* [What the task asks]
Determine how many lines include the string "Heliocentric". Output that number only.

* [Data entries]
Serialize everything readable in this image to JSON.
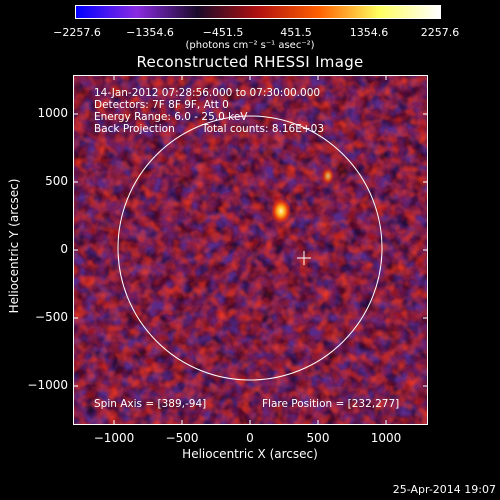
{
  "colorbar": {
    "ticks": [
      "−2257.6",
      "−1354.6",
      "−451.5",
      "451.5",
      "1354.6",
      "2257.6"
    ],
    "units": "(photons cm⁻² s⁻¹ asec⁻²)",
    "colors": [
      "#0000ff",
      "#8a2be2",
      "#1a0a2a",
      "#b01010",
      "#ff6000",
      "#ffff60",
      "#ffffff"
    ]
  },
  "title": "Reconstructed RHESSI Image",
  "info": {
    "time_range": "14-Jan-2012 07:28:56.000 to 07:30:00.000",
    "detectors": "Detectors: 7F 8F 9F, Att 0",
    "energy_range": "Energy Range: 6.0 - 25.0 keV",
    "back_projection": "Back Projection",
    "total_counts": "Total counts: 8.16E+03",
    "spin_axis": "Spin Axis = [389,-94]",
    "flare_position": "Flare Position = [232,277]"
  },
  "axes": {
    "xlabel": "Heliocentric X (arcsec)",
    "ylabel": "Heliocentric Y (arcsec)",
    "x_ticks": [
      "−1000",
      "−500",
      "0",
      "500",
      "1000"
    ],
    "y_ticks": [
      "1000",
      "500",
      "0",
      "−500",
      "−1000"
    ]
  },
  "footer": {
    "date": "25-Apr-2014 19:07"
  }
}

* [Answer to the exercise]
2